Problem details> Using the listing below, please gather every line containing the word "Texans".

Record list>
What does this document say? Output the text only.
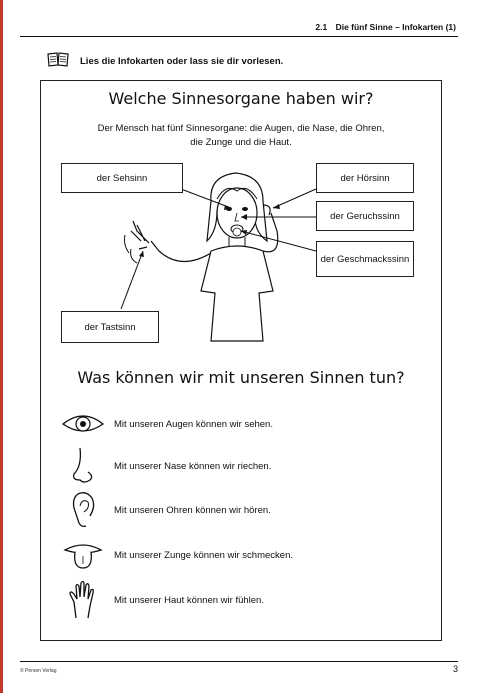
2.1 Die fünf Sinne – Infokarten (1)
Lies die Infokarten oder lass sie dir vorlesen.
Welche Sinnesorgane haben wir?
Der Mensch hat fünf Sinnesorgane: die Augen, die Nase, die Ohren,
die Zunge und die Haut.
der Sehsinn	der Hörsinn
der Geruchssinn
der Geschmackssinn
der Tastsinn
Was können wir mit unseren Sinnen tun?
Mit unseren Augen können wir sehen.
Mit unserer Nase können wir riechen.
Mit unseren Ohren können wir hören.
Mit unserer Zunge können wir schmecken.
Mit unserer Haut können wir fühlen.
© Persen Verlag	3
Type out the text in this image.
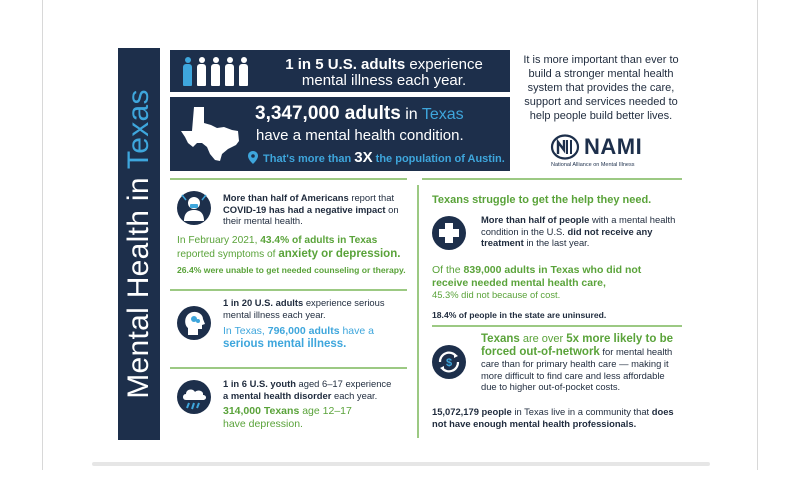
Mental Health in Texas
1 in 5 U.S. adults experience
mental illness each year.
3,347,000 adults in Texas
have a mental health condition.
That's more than 3X the population of Austin.
It is more important than ever to build a stronger mental health system that provides the care, support and services needed to help people build better lives.
NAMI
National Alliance on Mental Illness
More than half of Americans report that COVID-19 has had a negative impact on their mental health.
In February 2021, 43.4% of adults in Texas reported symptoms of anxiety or depression.
26.4% were unable to get needed counseling or therapy.
1 in 20 U.S. adults experience serious mental illness each year.
In Texas, 796,000 adults have a
serious mental illness.
1 in 6 U.S. youth aged 6–17 experience
a mental health disorder each year.
314,000 Texans age 12–17
have depression.
Texans struggle to get the help they need.
More than half of people with a mental health condition in the U.S. did not receive any treatment in the last year.
Of the 839,000 adults in Texas who did not receive needed mental health care,
45.3% did not because of cost.
18.4% of people in the state are uninsured.
$
Texans are over 5x more likely to be forced out-of-network for mental health care than for primary health care — making it more difficult to find care and less affordable due to higher out-of-pocket costs.
15,072,179 people in Texas live in a community that does not have enough mental health professionals.
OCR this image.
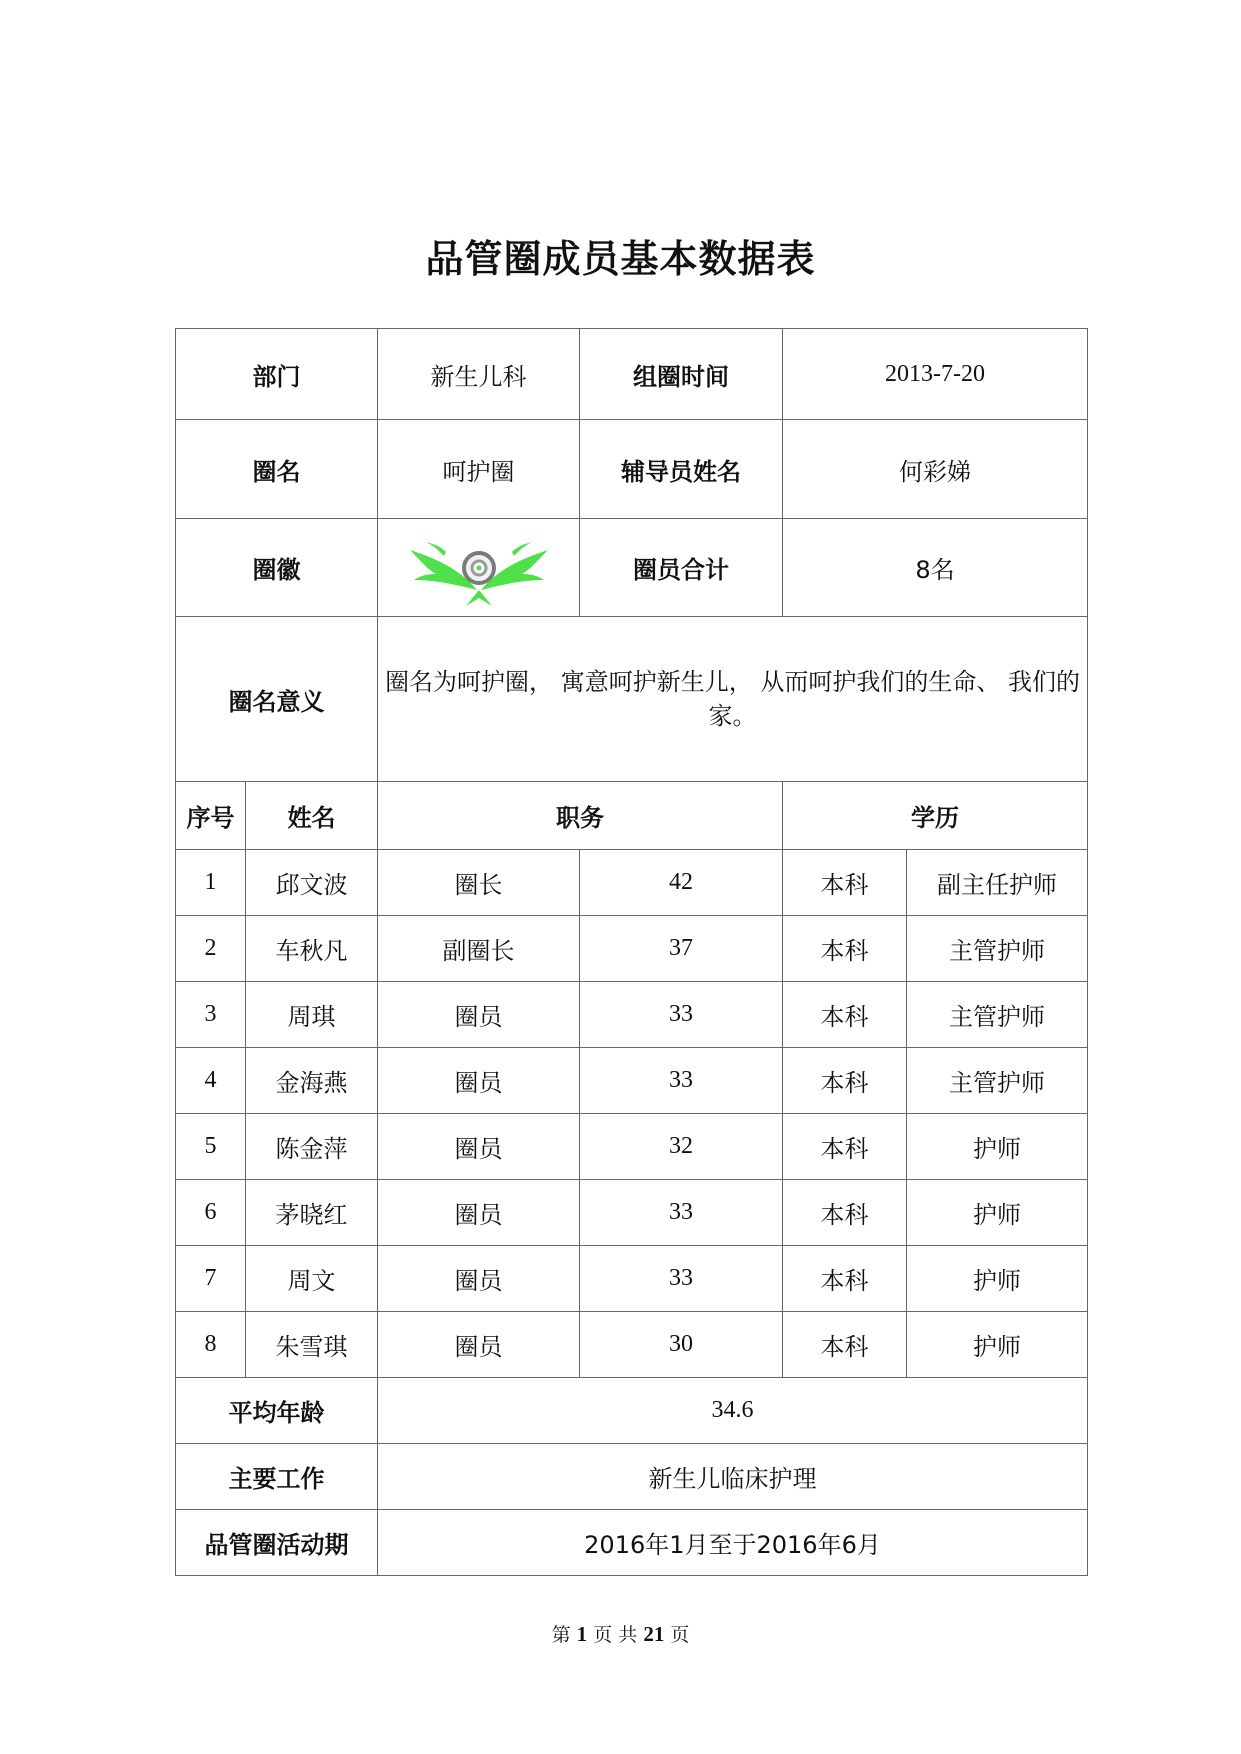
品管圈成员基本数据表
部门		新生儿科	组圈时间	2013-7-20	
圈名		呵护圈	辅导员姓名	何彩娣	
圈徽			圈员合计	8名	
圈名意义		圈名为呵护圈， 寓意呵护新生儿， 从而呵护我们的生命、 我们的家。			
序号	姓名	职务		学历	
1	邱文波	圈长	42	本科	副主任护师
2	车秋凡	副圈长	37	本科	主管护师
3	周琪	圈员	33	本科	主管护师
4	金海燕	圈员	33	本科	主管护师
5	陈金萍	圈员	32	本科	护师
6	茅晓红	圈员	33	本科	护师
7	周文	圈员	33	本科	护师
8	朱雪琪	圈员	30	本科	护师
平均年龄		34.6			
主要工作		新生儿临床护理			
品管圈活动期		2016年1月至于2016年6月			
第 1 页 共 21 页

Result of this exercise>
314,000 Texans age 12–17
Texans struggle to get the help they need.
Texans are over 5x more likely to be forced out-of-network for mental health care than for primary health care — making it more difficult to find care and less affordable due to higher out-of-pocket costs.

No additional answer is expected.